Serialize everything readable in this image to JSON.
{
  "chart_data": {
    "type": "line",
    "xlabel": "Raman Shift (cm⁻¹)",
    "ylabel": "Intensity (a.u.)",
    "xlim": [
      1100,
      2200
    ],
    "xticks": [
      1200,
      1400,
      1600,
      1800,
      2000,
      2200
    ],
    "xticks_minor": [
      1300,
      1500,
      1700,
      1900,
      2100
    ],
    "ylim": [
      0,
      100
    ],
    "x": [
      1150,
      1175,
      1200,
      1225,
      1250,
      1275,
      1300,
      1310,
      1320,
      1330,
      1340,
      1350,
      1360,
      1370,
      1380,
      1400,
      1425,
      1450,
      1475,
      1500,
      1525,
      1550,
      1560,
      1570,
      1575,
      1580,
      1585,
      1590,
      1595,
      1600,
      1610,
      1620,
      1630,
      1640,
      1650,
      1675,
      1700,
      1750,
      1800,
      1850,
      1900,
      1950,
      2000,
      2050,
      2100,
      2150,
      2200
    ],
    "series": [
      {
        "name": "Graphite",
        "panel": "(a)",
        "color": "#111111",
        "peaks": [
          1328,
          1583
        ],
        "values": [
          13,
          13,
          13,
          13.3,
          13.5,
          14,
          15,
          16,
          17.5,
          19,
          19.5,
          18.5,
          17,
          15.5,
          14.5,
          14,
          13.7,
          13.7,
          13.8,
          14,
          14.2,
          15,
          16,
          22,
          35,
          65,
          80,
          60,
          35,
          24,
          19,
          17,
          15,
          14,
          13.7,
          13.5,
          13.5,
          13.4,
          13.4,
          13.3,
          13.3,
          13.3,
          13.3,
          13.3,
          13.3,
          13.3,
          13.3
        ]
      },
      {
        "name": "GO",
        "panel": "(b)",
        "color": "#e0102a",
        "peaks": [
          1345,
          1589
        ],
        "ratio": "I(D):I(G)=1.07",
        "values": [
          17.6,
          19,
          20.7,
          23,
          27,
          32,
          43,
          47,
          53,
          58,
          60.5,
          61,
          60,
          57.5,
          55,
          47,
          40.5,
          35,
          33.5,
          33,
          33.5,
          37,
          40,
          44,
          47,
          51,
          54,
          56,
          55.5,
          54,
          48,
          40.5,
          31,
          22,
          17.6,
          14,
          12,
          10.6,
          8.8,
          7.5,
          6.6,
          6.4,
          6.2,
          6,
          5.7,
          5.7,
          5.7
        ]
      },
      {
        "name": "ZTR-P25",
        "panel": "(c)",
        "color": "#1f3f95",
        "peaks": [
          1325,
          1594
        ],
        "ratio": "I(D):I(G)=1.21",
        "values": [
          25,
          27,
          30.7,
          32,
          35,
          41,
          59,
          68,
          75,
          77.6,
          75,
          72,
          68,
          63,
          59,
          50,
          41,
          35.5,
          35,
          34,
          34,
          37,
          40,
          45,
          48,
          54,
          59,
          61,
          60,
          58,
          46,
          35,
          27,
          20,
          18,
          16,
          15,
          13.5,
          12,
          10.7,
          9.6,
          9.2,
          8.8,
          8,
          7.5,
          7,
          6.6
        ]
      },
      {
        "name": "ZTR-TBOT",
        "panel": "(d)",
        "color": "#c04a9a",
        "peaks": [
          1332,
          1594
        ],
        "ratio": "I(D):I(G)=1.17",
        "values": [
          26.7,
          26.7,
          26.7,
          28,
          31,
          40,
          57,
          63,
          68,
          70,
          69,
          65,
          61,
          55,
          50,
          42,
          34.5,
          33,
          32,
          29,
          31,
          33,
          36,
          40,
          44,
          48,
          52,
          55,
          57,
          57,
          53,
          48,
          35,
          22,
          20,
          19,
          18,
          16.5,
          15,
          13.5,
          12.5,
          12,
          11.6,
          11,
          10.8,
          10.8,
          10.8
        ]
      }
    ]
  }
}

···

» **TASK BRIEF**: Report the number of lines in the listing where the string "name" appears, and nothing besides.

» **FULL RESPONSE**: 4